[Start Material provided]

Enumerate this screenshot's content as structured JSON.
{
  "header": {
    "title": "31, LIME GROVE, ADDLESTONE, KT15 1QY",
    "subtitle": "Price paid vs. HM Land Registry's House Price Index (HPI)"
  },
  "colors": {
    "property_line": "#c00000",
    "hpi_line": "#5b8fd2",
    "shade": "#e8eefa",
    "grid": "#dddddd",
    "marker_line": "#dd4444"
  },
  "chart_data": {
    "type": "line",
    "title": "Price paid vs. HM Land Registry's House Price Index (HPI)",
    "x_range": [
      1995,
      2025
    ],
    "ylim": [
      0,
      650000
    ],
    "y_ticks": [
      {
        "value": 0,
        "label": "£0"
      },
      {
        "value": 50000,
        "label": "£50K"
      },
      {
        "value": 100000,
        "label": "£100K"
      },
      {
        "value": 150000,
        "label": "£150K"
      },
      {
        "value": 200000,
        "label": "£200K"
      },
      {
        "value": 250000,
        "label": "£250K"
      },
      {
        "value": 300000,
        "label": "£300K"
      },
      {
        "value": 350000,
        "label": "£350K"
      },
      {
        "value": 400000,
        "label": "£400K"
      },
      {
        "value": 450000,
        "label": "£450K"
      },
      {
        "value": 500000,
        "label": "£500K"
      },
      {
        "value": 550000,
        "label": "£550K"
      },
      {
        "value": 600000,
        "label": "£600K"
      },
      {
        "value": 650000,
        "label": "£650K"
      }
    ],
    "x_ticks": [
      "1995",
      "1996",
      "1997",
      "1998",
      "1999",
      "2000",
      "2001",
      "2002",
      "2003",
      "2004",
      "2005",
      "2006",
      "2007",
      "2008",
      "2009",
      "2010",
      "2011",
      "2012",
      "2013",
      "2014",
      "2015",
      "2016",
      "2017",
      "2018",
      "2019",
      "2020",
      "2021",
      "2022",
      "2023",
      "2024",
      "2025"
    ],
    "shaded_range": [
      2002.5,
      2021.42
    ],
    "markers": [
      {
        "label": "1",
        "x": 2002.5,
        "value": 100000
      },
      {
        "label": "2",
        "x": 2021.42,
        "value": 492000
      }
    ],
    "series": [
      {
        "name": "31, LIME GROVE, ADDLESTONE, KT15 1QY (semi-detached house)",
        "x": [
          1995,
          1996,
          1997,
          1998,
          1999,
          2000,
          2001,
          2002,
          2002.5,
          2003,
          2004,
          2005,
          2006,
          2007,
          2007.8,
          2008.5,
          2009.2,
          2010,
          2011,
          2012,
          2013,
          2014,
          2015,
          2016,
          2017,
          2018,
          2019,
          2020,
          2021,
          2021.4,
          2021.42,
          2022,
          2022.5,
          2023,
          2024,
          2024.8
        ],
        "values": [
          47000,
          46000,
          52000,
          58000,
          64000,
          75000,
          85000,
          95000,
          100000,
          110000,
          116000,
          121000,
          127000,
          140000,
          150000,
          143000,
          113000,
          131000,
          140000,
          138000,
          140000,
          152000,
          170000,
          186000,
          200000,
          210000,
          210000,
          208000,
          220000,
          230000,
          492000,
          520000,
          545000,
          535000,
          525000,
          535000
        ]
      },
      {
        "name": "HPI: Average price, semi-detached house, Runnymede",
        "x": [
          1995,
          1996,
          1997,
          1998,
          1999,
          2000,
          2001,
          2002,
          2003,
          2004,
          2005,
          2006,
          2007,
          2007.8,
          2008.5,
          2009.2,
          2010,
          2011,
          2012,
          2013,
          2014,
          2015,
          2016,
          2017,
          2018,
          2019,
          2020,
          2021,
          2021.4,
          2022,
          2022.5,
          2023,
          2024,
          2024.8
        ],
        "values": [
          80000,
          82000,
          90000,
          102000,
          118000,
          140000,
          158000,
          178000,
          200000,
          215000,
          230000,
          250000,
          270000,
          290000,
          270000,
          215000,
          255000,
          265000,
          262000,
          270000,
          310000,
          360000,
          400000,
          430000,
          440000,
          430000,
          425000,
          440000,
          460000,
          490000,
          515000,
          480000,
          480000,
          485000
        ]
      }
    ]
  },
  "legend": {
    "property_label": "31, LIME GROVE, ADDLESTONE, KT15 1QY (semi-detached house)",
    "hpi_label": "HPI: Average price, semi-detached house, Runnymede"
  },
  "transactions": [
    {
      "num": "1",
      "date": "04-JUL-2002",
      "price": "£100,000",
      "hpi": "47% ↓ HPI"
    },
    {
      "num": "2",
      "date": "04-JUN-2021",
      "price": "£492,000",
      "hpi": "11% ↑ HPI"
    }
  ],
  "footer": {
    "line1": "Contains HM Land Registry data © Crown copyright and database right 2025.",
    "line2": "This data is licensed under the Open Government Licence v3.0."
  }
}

[End Material provided]

Task details
Write out every line from the records above, word for word.

Correct output
Enumerate this screenshot's content as structured JSON.
{
  "header": {
    "title": "31, LIME GROVE, ADDLESTONE, KT15 1QY",
    "subtitle": "Price paid vs. HM Land Registry's House Price Index (HPI)"
  },
  "colors": {
    "property_line": "#c00000",
    "hpi_line": "#5b8fd2",
    "shade": "#e8eefa",
    "grid": "#dddddd",
    "marker_line": "#dd4444"
  },
  "chart_data": {
    "type": "line",
    "title": "Price paid vs. HM Land Registry's House Price Index (HPI)",
    "x_range": [
      1995,
      2025
    ],
    "ylim": [
      0,
      650000
    ],
    "y_ticks": [
      {
        "value": 0,
        "label": "£0"
      },
      {
        "value": 50000,
        "label": "£50K"
      },
      {
        "value": 100000,
        "label": "£100K"
      },
      {
        "value": 150000,
        "label": "£150K"
      },
      {
        "value": 200000,
        "label": "£200K"
      },
      {
        "value": 250000,
        "label": "£250K"
      },
      {
        "value": 300000,
        "label": "£300K"
      },
      {
        "value": 350000,
        "label": "£350K"
      },
      {
        "value": 400000,
        "label": "£400K"
      },
      {
        "value": 450000,
        "label": "£450K"
      },
      {
        "value": 500000,
        "label": "£500K"
      },
      {
        "value": 550000,
        "label": "£550K"
      },
      {
        "value": 600000,
        "label": "£600K"
      },
      {
        "value": 650000,
        "label": "£650K"
      }
    ],
    "x_ticks": [
      "1995",
      "1996",
      "1997",
      "1998",
      "1999",
      "2000",
      "2001",
      "2002",
      "2003",
      "2004",
      "2005",
      "2006",
      "2007",
      "2008",
      "2009",
      "2010",
      "2011",
      "2012",
      "2013",
      "2014",
      "2015",
      "2016",
      "2017",
      "2018",
      "2019",
      "2020",
      "2021",
      "2022",
      "2023",
      "2024",
      "2025"
    ],
    "shaded_range": [
      2002.5,
      2021.42
    ],
    "markers": [
      {
        "label": "1",
        "x": 2002.5,
        "value": 100000
      },
      {
        "label": "2",
        "x": 2021.42,
        "value": 492000
      }
    ],
    "series": [
      {
        "name": "31, LIME GROVE, ADDLESTONE, KT15 1QY (semi-detached house)",
        "x": [
          1995,
          1996,
          1997,
          1998,
          1999,
          2000,
          2001,
          2002,
          2002.5,
          2003,
          2004,
          2005,
          2006,
          2007,
          2007.8,
          2008.5,
          2009.2,
          2010,
          2011,
          2012,
          2013,
          2014,
          2015,
          2016,
          2017,
          2018,
          2019,
          2020,
          2021,
          2021.4,
          2021.42,
          2022,
          2022.5,
          2023,
          2024,
          2024.8
        ],
        "values": [
          47000,
          46000,
          52000,
          58000,
          64000,
          75000,
          85000,
          95000,
          100000,
          110000,
          116000,
          121000,
          127000,
          140000,
          150000,
          143000,
          113000,
          131000,
          140000,
          138000,
          140000,
          152000,
          170000,
          186000,
          200000,
          210000,
          210000,
          208000,
          220000,
          230000,
          492000,
          520000,
          545000,
          535000,
          525000,
          535000
        ]
      },
      {
        "name": "HPI: Average price, semi-detached house, Runnymede",
        "x": [
          1995,
          1996,
          1997,
          1998,
          1999,
          2000,
          2001,
          2002,
          2003,
          2004,
          2005,
          2006,
          2007,
          2007.8,
          2008.5,
          2009.2,
          2010,
          2011,
          2012,
          2013,
          2014,
          2015,
          2016,
          2017,
          2018,
          2019,
          2020,
          2021,
          2021.4,
          2022,
          2022.5,
          2023,
          2024,
          2024.8
        ],
        "values": [
          80000,
          82000,
          90000,
          102000,
          118000,
          140000,
          158000,
          178000,
          200000,
          215000,
          230000,
          250000,
          270000,
          290000,
          270000,
          215000,
          255000,
          265000,
          262000,
          270000,
          310000,
          360000,
          400000,
          430000,
          440000,
          430000,
          425000,
          440000,
          460000,
          490000,
          515000,
          480000,
          480000,
          485000
        ]
      }
    ]
  },
  "legend": {
    "property_label": "31, LIME GROVE, ADDLESTONE, KT15 1QY (semi-detached house)",
    "hpi_label": "HPI: Average price, semi-detached house, Runnymede"
  },
  "transactions": [
    {
      "num": "1",
      "date": "04-JUL-2002",
      "price": "£100,000",
      "hpi": "47% ↓ HPI"
    },
    {
      "num": "2",
      "date": "04-JUN-2021",
      "price": "£492,000",
      "hpi": "11% ↑ HPI"
    }
  ],
  "footer": {
    "line1": "Contains HM Land Registry data © Crown copyright and database right 2025.",
    "line2": "This data is licensed under the Open Government Licence v3.0."
  }
}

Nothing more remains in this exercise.